Records from a collection of figures:
⁂

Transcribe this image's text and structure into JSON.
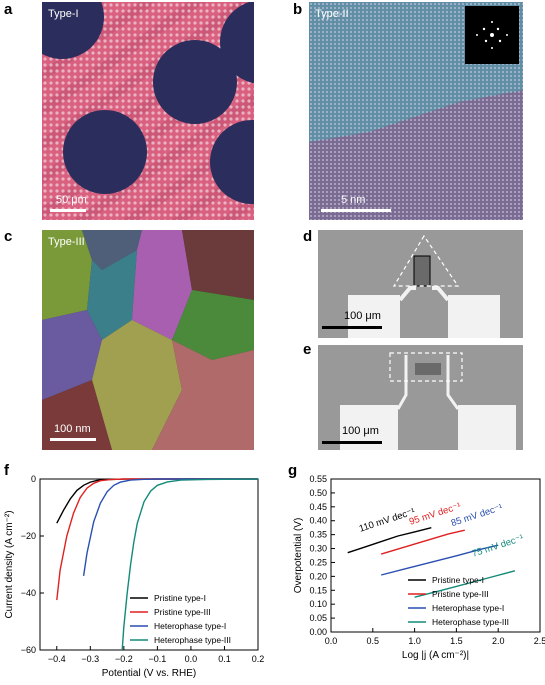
{
  "panels": {
    "a": {
      "letter": "a",
      "label": "Type-I",
      "scale": "50 μm"
    },
    "b": {
      "letter": "b",
      "label": "Type-II",
      "scale": "5 nm"
    },
    "c": {
      "letter": "c",
      "label": "Type-III",
      "scale": "100 nm"
    },
    "d": {
      "letter": "d",
      "scale": "100 μm"
    },
    "e": {
      "letter": "e",
      "scale": "100 μm"
    },
    "f": {
      "letter": "f"
    },
    "g": {
      "letter": "g"
    }
  },
  "colors": {
    "pristine_I": "#000000",
    "pristine_III": "#e02020",
    "hetero_I": "#2a4fb0",
    "hetero_III": "#138a7a"
  },
  "chart_data": [
    {
      "id": "f",
      "type": "line",
      "xlabel": "Potential (V vs. RHE)",
      "ylabel": "Current density (A cm⁻²)",
      "xlim": [
        -0.45,
        0.2
      ],
      "ylim": [
        -60,
        0
      ],
      "xticks": [
        -0.4,
        -0.3,
        -0.2,
        -0.1,
        0.0,
        0.1,
        0.2
      ],
      "xtick_labels": [
        "−0.4",
        "−0.3",
        "−0.2",
        "−0.1",
        "0.0",
        "0.1",
        "0.2"
      ],
      "yticks": [
        0,
        -20,
        -40,
        -60
      ],
      "ytick_labels": [
        "0",
        "−20",
        "−40",
        "−60"
      ],
      "legend": "bottom-right",
      "series": [
        {
          "name": "Pristine type-I",
          "color": "#000000",
          "points": [
            [
              -0.4,
              -15.5
            ],
            [
              -0.38,
              -11
            ],
            [
              -0.36,
              -7
            ],
            [
              -0.34,
              -4
            ],
            [
              -0.32,
              -2.2
            ],
            [
              -0.3,
              -1.1
            ],
            [
              -0.28,
              -0.5
            ],
            [
              -0.25,
              -0.2
            ],
            [
              -0.2,
              -0.05
            ],
            [
              0.0,
              0
            ],
            [
              0.2,
              0
            ]
          ]
        },
        {
          "name": "Pristine type-III",
          "color": "#e02020",
          "points": [
            [
              -0.4,
              -42.5
            ],
            [
              -0.39,
              -32
            ],
            [
              -0.37,
              -20
            ],
            [
              -0.35,
              -12
            ],
            [
              -0.33,
              -6.5
            ],
            [
              -0.31,
              -3.2
            ],
            [
              -0.29,
              -1.5
            ],
            [
              -0.27,
              -0.6
            ],
            [
              -0.24,
              -0.2
            ],
            [
              -0.2,
              0
            ],
            [
              0.2,
              0
            ]
          ]
        },
        {
          "name": "Heterophase type-I",
          "color": "#2a4fb0",
          "points": [
            [
              -0.32,
              -34
            ],
            [
              -0.31,
              -26
            ],
            [
              -0.29,
              -15
            ],
            [
              -0.27,
              -8.5
            ],
            [
              -0.25,
              -4.5
            ],
            [
              -0.23,
              -2.2
            ],
            [
              -0.21,
              -1.1
            ],
            [
              -0.18,
              -0.4
            ],
            [
              -0.14,
              -0.1
            ],
            [
              -0.1,
              0
            ],
            [
              0.2,
              0
            ]
          ]
        },
        {
          "name": "Heterophase type-III",
          "color": "#138a7a",
          "points": [
            [
              -0.205,
              -60
            ],
            [
              -0.2,
              -52
            ],
            [
              -0.19,
              -40
            ],
            [
              -0.18,
              -30
            ],
            [
              -0.17,
              -22
            ],
            [
              -0.16,
              -15.5
            ],
            [
              -0.14,
              -8
            ],
            [
              -0.12,
              -4.2
            ],
            [
              -0.1,
              -2.2
            ],
            [
              -0.07,
              -1
            ],
            [
              -0.03,
              -0.4
            ],
            [
              0.05,
              -0.15
            ],
            [
              0.2,
              0
            ]
          ]
        }
      ]
    },
    {
      "id": "g",
      "type": "line",
      "xlabel": "Log |j (A cm⁻²)|",
      "ylabel": "Overpotential (V)",
      "xlim": [
        0.0,
        2.5
      ],
      "ylim": [
        0.0,
        0.55
      ],
      "xticks": [
        0.0,
        0.5,
        1.0,
        1.5,
        2.0,
        2.5
      ],
      "xtick_labels": [
        "0.0",
        "0.5",
        "1.0",
        "1.5",
        "2.0",
        "2.5"
      ],
      "yticks": [
        0.0,
        0.05,
        0.1,
        0.15,
        0.2,
        0.25,
        0.3,
        0.35,
        0.4,
        0.45,
        0.5,
        0.55
      ],
      "ytick_labels": [
        "0.00",
        "0.05",
        "0.10",
        "0.15",
        "0.20",
        "0.25",
        "0.30",
        "0.35",
        "0.40",
        "0.45",
        "0.50",
        "0.55"
      ],
      "legend": "bottom-right",
      "annotations": [
        {
          "text": "110 mV dec⁻¹",
          "color": "#000000",
          "x": 0.35,
          "y": 0.36
        },
        {
          "text": "95 mV dec⁻¹",
          "color": "#e02020",
          "x": 0.95,
          "y": 0.385
        },
        {
          "text": "85 mV dec⁻¹",
          "color": "#2a4fb0",
          "x": 1.45,
          "y": 0.38
        },
        {
          "text": "75 mV dec⁻¹",
          "color": "#138a7a",
          "x": 1.7,
          "y": 0.27
        }
      ],
      "series": [
        {
          "name": "Pristine type-I",
          "color": "#000000",
          "points": [
            [
              0.2,
              0.285
            ],
            [
              0.4,
              0.305
            ],
            [
              0.6,
              0.325
            ],
            [
              0.8,
              0.345
            ],
            [
              1.0,
              0.36
            ],
            [
              1.2,
              0.375
            ]
          ]
        },
        {
          "name": "Pristine type-III",
          "color": "#e02020",
          "points": [
            [
              0.6,
              0.28
            ],
            [
              0.8,
              0.298
            ],
            [
              1.0,
              0.316
            ],
            [
              1.2,
              0.334
            ],
            [
              1.4,
              0.352
            ],
            [
              1.6,
              0.366
            ]
          ]
        },
        {
          "name": "Heterophase type-I",
          "color": "#2a4fb0",
          "points": [
            [
              0.6,
              0.205
            ],
            [
              0.9,
              0.228
            ],
            [
              1.2,
              0.251
            ],
            [
              1.5,
              0.274
            ],
            [
              1.8,
              0.298
            ],
            [
              2.0,
              0.312
            ]
          ]
        },
        {
          "name": "Heterophase type-III",
          "color": "#138a7a",
          "points": [
            [
              1.0,
              0.125
            ],
            [
              1.3,
              0.148
            ],
            [
              1.6,
              0.172
            ],
            [
              1.9,
              0.196
            ],
            [
              2.2,
              0.22
            ]
          ]
        }
      ]
    }
  ]
}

⁂

Task goal ->
Select every line of the material above holding the word "text" and copy it.

Correct answer ->
Transcribe this image's text and structure into JSON.
          "text": "110 mV dec⁻¹",
          "text": "95 mV dec⁻¹",
          "text": "85 mV dec⁻¹",
          "text": "75 mV dec⁻¹",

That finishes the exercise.